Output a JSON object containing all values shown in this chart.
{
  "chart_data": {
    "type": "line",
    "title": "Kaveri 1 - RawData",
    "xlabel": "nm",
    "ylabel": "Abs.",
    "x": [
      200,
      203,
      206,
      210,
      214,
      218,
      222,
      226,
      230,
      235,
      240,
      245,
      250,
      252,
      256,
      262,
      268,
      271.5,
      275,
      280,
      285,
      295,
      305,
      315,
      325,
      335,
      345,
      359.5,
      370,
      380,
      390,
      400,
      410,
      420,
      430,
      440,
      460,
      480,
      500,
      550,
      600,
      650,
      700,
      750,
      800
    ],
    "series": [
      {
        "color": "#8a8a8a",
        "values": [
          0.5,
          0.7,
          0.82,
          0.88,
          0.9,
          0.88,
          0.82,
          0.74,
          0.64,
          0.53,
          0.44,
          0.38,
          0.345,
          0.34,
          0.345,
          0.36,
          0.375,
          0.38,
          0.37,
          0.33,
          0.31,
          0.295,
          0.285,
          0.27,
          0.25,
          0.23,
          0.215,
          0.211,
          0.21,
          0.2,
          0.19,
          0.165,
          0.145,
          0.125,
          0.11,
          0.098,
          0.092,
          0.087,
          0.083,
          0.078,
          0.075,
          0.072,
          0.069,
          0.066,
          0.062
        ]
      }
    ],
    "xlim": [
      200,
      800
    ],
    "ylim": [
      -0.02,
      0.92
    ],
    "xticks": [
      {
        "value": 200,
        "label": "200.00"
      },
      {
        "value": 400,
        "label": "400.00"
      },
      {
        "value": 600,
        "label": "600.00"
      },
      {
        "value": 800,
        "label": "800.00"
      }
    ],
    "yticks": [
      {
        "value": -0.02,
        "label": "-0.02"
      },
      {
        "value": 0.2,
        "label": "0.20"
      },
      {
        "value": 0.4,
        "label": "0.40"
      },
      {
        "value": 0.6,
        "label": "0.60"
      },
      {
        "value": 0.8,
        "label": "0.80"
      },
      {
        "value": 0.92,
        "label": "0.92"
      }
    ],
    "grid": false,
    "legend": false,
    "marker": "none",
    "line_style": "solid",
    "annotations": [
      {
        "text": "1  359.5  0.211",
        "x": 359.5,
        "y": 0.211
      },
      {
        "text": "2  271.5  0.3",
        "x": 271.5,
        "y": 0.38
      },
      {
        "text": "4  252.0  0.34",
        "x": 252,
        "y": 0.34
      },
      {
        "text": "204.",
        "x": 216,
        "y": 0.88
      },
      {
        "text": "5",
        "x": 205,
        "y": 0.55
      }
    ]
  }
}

Exercise directions:
Which lines of the data include "values"? Copy each of them.

Output for this task:
Output a JSON object containing all values shown in this chart.
        "values": [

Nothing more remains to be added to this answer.